• [Work to complete]
Extract every line from the first one down to the line containing "svg-text:Ramp-down: Ramp-down <box>690", both included, and reproduce each one verbatim.
____________________
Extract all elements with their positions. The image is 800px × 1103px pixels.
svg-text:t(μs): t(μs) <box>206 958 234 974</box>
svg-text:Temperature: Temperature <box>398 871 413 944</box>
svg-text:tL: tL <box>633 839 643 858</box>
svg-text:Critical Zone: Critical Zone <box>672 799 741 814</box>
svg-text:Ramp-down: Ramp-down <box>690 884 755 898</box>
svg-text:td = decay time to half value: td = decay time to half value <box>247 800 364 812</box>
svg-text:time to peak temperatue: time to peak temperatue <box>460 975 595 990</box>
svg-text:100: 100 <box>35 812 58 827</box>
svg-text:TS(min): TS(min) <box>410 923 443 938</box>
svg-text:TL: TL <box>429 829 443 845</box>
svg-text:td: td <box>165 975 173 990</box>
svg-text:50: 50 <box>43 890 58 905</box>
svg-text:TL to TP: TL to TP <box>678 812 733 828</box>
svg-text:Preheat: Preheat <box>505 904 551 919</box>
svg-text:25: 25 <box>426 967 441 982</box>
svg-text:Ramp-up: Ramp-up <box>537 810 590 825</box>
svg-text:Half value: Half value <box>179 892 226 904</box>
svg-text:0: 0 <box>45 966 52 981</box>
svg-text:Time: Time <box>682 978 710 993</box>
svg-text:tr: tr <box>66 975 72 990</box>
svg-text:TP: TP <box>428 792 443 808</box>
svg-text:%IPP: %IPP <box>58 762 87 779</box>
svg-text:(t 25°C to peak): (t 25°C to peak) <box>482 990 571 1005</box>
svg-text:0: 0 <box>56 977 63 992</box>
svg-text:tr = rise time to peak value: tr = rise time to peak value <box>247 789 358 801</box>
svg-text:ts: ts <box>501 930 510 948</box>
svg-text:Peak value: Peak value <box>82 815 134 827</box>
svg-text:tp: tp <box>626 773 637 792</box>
____________________
• [Task solution]
Extract all elements with their positions. The image is 800px × 1103px pixels.
svg-text:t(μs): t(μs) <box>206 958 234 974</box>
svg-text:Temperature: Temperature <box>398 871 413 944</box>
svg-text:tL: tL <box>633 839 643 858</box>
svg-text:Critical Zone: Critical Zone <box>672 799 741 814</box>
svg-text:Ramp-down: Ramp-down <box>690 884 755 898</box>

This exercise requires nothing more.